**Instructions for the task:** Return the entries verbatim and drop every picture.

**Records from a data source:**
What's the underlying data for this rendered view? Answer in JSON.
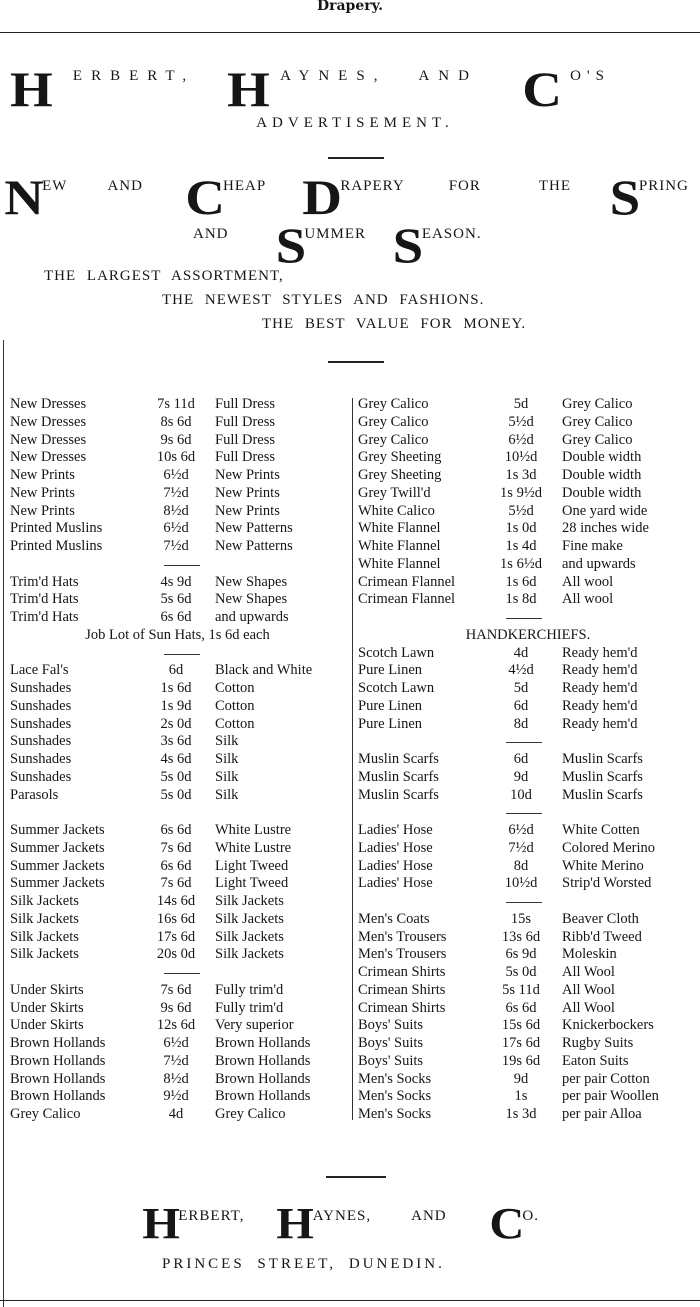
{
  "section_label": "Drapery.",
  "header": {
    "firm_line": {
      "h1": "H",
      "w1": "ERBERT,",
      "h2": "H",
      "w2": "AYNES,",
      "and": "AND",
      "c": "C",
      "w3": "O'S"
    },
    "advertisement": "ADVERTISEMENT.",
    "headline1": {
      "n": "N",
      "ew": "EW",
      "and": "AND",
      "c": "C",
      "heap": "HEAP",
      "d": "D",
      "rapery": "RAPERY",
      "for": "FOR",
      "the": "THE",
      "s": "S",
      "pring": "PRING"
    },
    "headline2": {
      "and": "AND",
      "s1": "S",
      "ummer": "UMMER",
      "s2": "S",
      "eason": "EASON."
    },
    "tagline1": "THE LARGEST ASSORTMENT,",
    "tagline2": "THE NEWEST STYLES AND FASHIONS.",
    "tagline3": "THE BEST VALUE FOR MONEY."
  },
  "left_column": [
    [
      "New Dresses",
      "7s 11d",
      "Full Dress"
    ],
    [
      "New Dresses",
      "8s 6d",
      "Full Dress"
    ],
    [
      "New Dresses",
      "9s 6d",
      "Full Dress"
    ],
    [
      "New Dresses",
      "10s 6d",
      "Full Dress"
    ],
    [
      "New Prints",
      "6½d",
      "New Prints"
    ],
    [
      "New Prints",
      "7½d",
      "New Prints"
    ],
    [
      "New Prints",
      "8½d",
      "New Prints"
    ],
    [
      "Printed Muslins",
      "6½d",
      "New Patterns"
    ],
    [
      "Printed Muslins",
      "7½d",
      "New Patterns"
    ],
    "sep",
    [
      "Trim'd Hats",
      "4s 9d",
      "New Shapes"
    ],
    [
      "Trim'd Hats",
      "5s 6d",
      "New Shapes"
    ],
    [
      "Trim'd Hats",
      "6s 6d",
      "and upwards"
    ],
    {
      "span": "Job Lot of Sun Hats, 1s 6d each"
    },
    "sep",
    [
      "Lace Fal's",
      "6d",
      "Black and White"
    ],
    [
      "Sunshades",
      "1s 6d",
      "Cotton"
    ],
    [
      "Sunshades",
      "1s 9d",
      "Cotton"
    ],
    [
      "Sunshades",
      "2s 0d",
      "Cotton"
    ],
    [
      "Sunshades",
      "3s 6d",
      "Silk"
    ],
    [
      "Sunshades",
      "4s 6d",
      "Silk"
    ],
    [
      "Sunshades",
      "5s 0d",
      "Silk"
    ],
    [
      "Parasols",
      "5s 0d",
      "Silk"
    ],
    "blank",
    [
      "Summer Jackets",
      "6s 6d",
      "White Lustre"
    ],
    [
      "Summer Jackets",
      "7s 6d",
      "White Lustre"
    ],
    [
      "Summer Jackets",
      "6s 6d",
      "Light Tweed"
    ],
    [
      "Summer Jackets",
      "7s 6d",
      "Light Tweed"
    ],
    [
      "Silk Jackets",
      "14s 6d",
      "Silk Jackets"
    ],
    [
      "Silk Jackets",
      "16s 6d",
      "Silk Jackets"
    ],
    [
      "Silk Jackets",
      "17s 6d",
      "Silk Jackets"
    ],
    [
      "Silk Jackets",
      "20s 0d",
      "Silk Jackets"
    ],
    "sep",
    [
      "Under Skirts",
      "7s 6d",
      "Fully trim'd"
    ],
    [
      "Under Skirts",
      "9s 6d",
      "Fully trim'd"
    ],
    [
      "Under Skirts",
      "12s 6d",
      "Very superior"
    ],
    [
      "Brown Hollands",
      "6½d",
      "Brown Hollands"
    ],
    [
      "Brown Hollands",
      "7½d",
      "Brown Hollands"
    ],
    [
      "Brown Hollands",
      "8½d",
      "Brown Hollands"
    ],
    [
      "Brown Hollands",
      "9½d",
      "Brown Hollands"
    ],
    [
      "Grey Calico",
      "4d",
      "Grey Calico"
    ]
  ],
  "right_column": [
    [
      "Grey Calico",
      "5d",
      "Grey Calico"
    ],
    [
      "Grey Calico",
      "5½d",
      "Grey Calico"
    ],
    [
      "Grey Calico",
      "6½d",
      "Grey Calico"
    ],
    [
      "Grey Sheeting",
      "10½d",
      "Double width"
    ],
    [
      "Grey Sheeting",
      "1s 3d",
      "Double width"
    ],
    [
      "Grey Twill'd",
      "1s 9½d",
      "Double width"
    ],
    [
      "White Calico",
      "5½d",
      "One yard wide"
    ],
    [
      "White Flannel",
      "1s 0d",
      "28 inches wide"
    ],
    [
      "White Flannel",
      "1s 4d",
      "Fine make"
    ],
    [
      "White Flannel",
      "1s 6½d",
      "and upwards"
    ],
    [
      "Crimean Flannel",
      "1s 6d",
      "All wool"
    ],
    [
      "Crimean Flannel",
      "1s 8d",
      "All wool"
    ],
    "sep",
    {
      "span": "HANDKERCHIEFS."
    },
    [
      "Scotch Lawn",
      "4d",
      "Ready hem'd"
    ],
    [
      "Pure Linen",
      "4½d",
      "Ready hem'd"
    ],
    [
      "Scotch Lawn",
      "5d",
      "Ready hem'd"
    ],
    [
      "Pure Linen",
      "6d",
      "Ready hem'd"
    ],
    [
      "Pure Linen",
      "8d",
      "Ready hem'd"
    ],
    "sep",
    [
      "Muslin Scarfs",
      "6d",
      "Muslin Scarfs"
    ],
    [
      "Muslin Scarfs",
      "9d",
      "Muslin Scarfs"
    ],
    [
      "Muslin Scarfs",
      "10d",
      "Muslin Scarfs"
    ],
    "sep",
    [
      "Ladies' Hose",
      "6½d",
      "White Cotten"
    ],
    [
      "Ladies' Hose",
      "7½d",
      "Colored Merino"
    ],
    [
      "Ladies' Hose",
      "8d",
      "White Merino"
    ],
    [
      "Ladies' Hose",
      "10½d",
      "Strip'd Worsted"
    ],
    "sep",
    [
      "Men's Coats",
      "15s",
      "Beaver Cloth"
    ],
    [
      "Men's Trousers",
      "13s 6d",
      "Ribb'd Tweed"
    ],
    [
      "Men's Trousers",
      "6s 9d",
      "Moleskin"
    ],
    [
      "Crimean Shirts",
      "5s 0d",
      "All Wool"
    ],
    [
      "Crimean Shirts",
      "5s 11d",
      "All Wool"
    ],
    [
      "Crimean Shirts",
      "6s 6d",
      "All Wool"
    ],
    [
      "Boys' Suits",
      "15s 6d",
      "Knickerbockers"
    ],
    [
      "Boys' Suits",
      "17s 6d",
      "Rugby Suits"
    ],
    [
      "Boys' Suits",
      "19s 6d",
      "Eaton Suits"
    ],
    [
      "Men's Socks",
      "9d",
      "per pair Cotton"
    ],
    [
      "Men's Socks",
      "1s",
      "per pair Woollen"
    ],
    [
      "Men's Socks",
      "1s 3d",
      "per pair Alloa"
    ]
  ],
  "footer": {
    "firm": {
      "h1": "H",
      "w1": "ERBERT,",
      "h2": "H",
      "w2": "AYNES,",
      "and": "AND",
      "c": "C",
      "w3": "O."
    },
    "address": "PRINCES STREET, DUNEDIN."
  }
}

**Completed exercise:**
What's the underlying data for this rendered view? Answer in JSON.
{
  "section_label": "Drapery.",
  "header": {
    "firm_line": {
      "h1": "H",
      "w1": "ERBERT,",
      "h2": "H",
      "w2": "AYNES,",
      "and": "AND",
      "c": "C",
      "w3": "O'S"
    },
    "advertisement": "ADVERTISEMENT.",
    "headline1": {
      "n": "N",
      "ew": "EW",
      "and": "AND",
      "c": "C",
      "heap": "HEAP",
      "d": "D",
      "rapery": "RAPERY",
      "for": "FOR",
      "the": "THE",
      "s": "S",
      "pring": "PRING"
    },
    "headline2": {
      "and": "AND",
      "s1": "S",
      "ummer": "UMMER",
      "s2": "S",
      "eason": "EASON."
    },
    "tagline1": "THE LARGEST ASSORTMENT,",
    "tagline2": "THE NEWEST STYLES AND FASHIONS.",
    "tagline3": "THE BEST VALUE FOR MONEY."
  },
  "left_column": [
    [
      "New Dresses",
      "7s 11d",
      "Full Dress"
    ],
    [
      "New Dresses",
      "8s 6d",
      "Full Dress"
    ],
    [
      "New Dresses",
      "9s 6d",
      "Full Dress"
    ],
    [
      "New Dresses",
      "10s 6d",
      "Full Dress"
    ],
    [
      "New Prints",
      "6½d",
      "New Prints"
    ],
    [
      "New Prints",
      "7½d",
      "New Prints"
    ],
    [
      "New Prints",
      "8½d",
      "New Prints"
    ],
    [
      "Printed Muslins",
      "6½d",
      "New Patterns"
    ],
    [
      "Printed Muslins",
      "7½d",
      "New Patterns"
    ],
    "sep",
    [
      "Trim'd Hats",
      "4s 9d",
      "New Shapes"
    ],
    [
      "Trim'd Hats",
      "5s 6d",
      "New Shapes"
    ],
    [
      "Trim'd Hats",
      "6s 6d",
      "and upwards"
    ],
    {
      "span": "Job Lot of Sun Hats, 1s 6d each"
    },
    "sep",
    [
      "Lace Fal's",
      "6d",
      "Black and White"
    ],
    [
      "Sunshades",
      "1s 6d",
      "Cotton"
    ],
    [
      "Sunshades",
      "1s 9d",
      "Cotton"
    ],
    [
      "Sunshades",
      "2s 0d",
      "Cotton"
    ],
    [
      "Sunshades",
      "3s 6d",
      "Silk"
    ],
    [
      "Sunshades",
      "4s 6d",
      "Silk"
    ],
    [
      "Sunshades",
      "5s 0d",
      "Silk"
    ],
    [
      "Parasols",
      "5s 0d",
      "Silk"
    ],
    "blank",
    [
      "Summer Jackets",
      "6s 6d",
      "White Lustre"
    ],
    [
      "Summer Jackets",
      "7s 6d",
      "White Lustre"
    ],
    [
      "Summer Jackets",
      "6s 6d",
      "Light Tweed"
    ],
    [
      "Summer Jackets",
      "7s 6d",
      "Light Tweed"
    ],
    [
      "Silk Jackets",
      "14s 6d",
      "Silk Jackets"
    ],
    [
      "Silk Jackets",
      "16s 6d",
      "Silk Jackets"
    ],
    [
      "Silk Jackets",
      "17s 6d",
      "Silk Jackets"
    ],
    [
      "Silk Jackets",
      "20s 0d",
      "Silk Jackets"
    ],
    "sep",
    [
      "Under Skirts",
      "7s 6d",
      "Fully trim'd"
    ],
    [
      "Under Skirts",
      "9s 6d",
      "Fully trim'd"
    ],
    [
      "Under Skirts",
      "12s 6d",
      "Very superior"
    ],
    [
      "Brown Hollands",
      "6½d",
      "Brown Hollands"
    ],
    [
      "Brown Hollands",
      "7½d",
      "Brown Hollands"
    ],
    [
      "Brown Hollands",
      "8½d",
      "Brown Hollands"
    ],
    [
      "Brown Hollands",
      "9½d",
      "Brown Hollands"
    ],
    [
      "Grey Calico",
      "4d",
      "Grey Calico"
    ]
  ],
  "right_column": [
    [
      "Grey Calico",
      "5d",
      "Grey Calico"
    ],
    [
      "Grey Calico",
      "5½d",
      "Grey Calico"
    ],
    [
      "Grey Calico",
      "6½d",
      "Grey Calico"
    ],
    [
      "Grey Sheeting",
      "10½d",
      "Double width"
    ],
    [
      "Grey Sheeting",
      "1s 3d",
      "Double width"
    ],
    [
      "Grey Twill'd",
      "1s 9½d",
      "Double width"
    ],
    [
      "White Calico",
      "5½d",
      "One yard wide"
    ],
    [
      "White Flannel",
      "1s 0d",
      "28 inches wide"
    ],
    [
      "White Flannel",
      "1s 4d",
      "Fine make"
    ],
    [
      "White Flannel",
      "1s 6½d",
      "and upwards"
    ],
    [
      "Crimean Flannel",
      "1s 6d",
      "All wool"
    ],
    [
      "Crimean Flannel",
      "1s 8d",
      "All wool"
    ],
    "sep",
    {
      "span": "HANDKERCHIEFS."
    },
    [
      "Scotch Lawn",
      "4d",
      "Ready hem'd"
    ],
    [
      "Pure Linen",
      "4½d",
      "Ready hem'd"
    ],
    [
      "Scotch Lawn",
      "5d",
      "Ready hem'd"
    ],
    [
      "Pure Linen",
      "6d",
      "Ready hem'd"
    ],
    [
      "Pure Linen",
      "8d",
      "Ready hem'd"
    ],
    "sep",
    [
      "Muslin Scarfs",
      "6d",
      "Muslin Scarfs"
    ],
    [
      "Muslin Scarfs",
      "9d",
      "Muslin Scarfs"
    ],
    [
      "Muslin Scarfs",
      "10d",
      "Muslin Scarfs"
    ],
    "sep",
    [
      "Ladies' Hose",
      "6½d",
      "White Cotten"
    ],
    [
      "Ladies' Hose",
      "7½d",
      "Colored Merino"
    ],
    [
      "Ladies' Hose",
      "8d",
      "White Merino"
    ],
    [
      "Ladies' Hose",
      "10½d",
      "Strip'd Worsted"
    ],
    "sep",
    [
      "Men's Coats",
      "15s",
      "Beaver Cloth"
    ],
    [
      "Men's Trousers",
      "13s 6d",
      "Ribb'd Tweed"
    ],
    [
      "Men's Trousers",
      "6s 9d",
      "Moleskin"
    ],
    [
      "Crimean Shirts",
      "5s 0d",
      "All Wool"
    ],
    [
      "Crimean Shirts",
      "5s 11d",
      "All Wool"
    ],
    [
      "Crimean Shirts",
      "6s 6d",
      "All Wool"
    ],
    [
      "Boys' Suits",
      "15s 6d",
      "Knickerbockers"
    ],
    [
      "Boys' Suits",
      "17s 6d",
      "Rugby Suits"
    ],
    [
      "Boys' Suits",
      "19s 6d",
      "Eaton Suits"
    ],
    [
      "Men's Socks",
      "9d",
      "per pair Cotton"
    ],
    [
      "Men's Socks",
      "1s",
      "per pair Woollen"
    ],
    [
      "Men's Socks",
      "1s 3d",
      "per pair Alloa"
    ]
  ],
  "footer": {
    "firm": {
      "h1": "H",
      "w1": "ERBERT,",
      "h2": "H",
      "w2": "AYNES,",
      "and": "AND",
      "c": "C",
      "w3": "O."
    },
    "address": "PRINCES STREET, DUNEDIN."
  }
}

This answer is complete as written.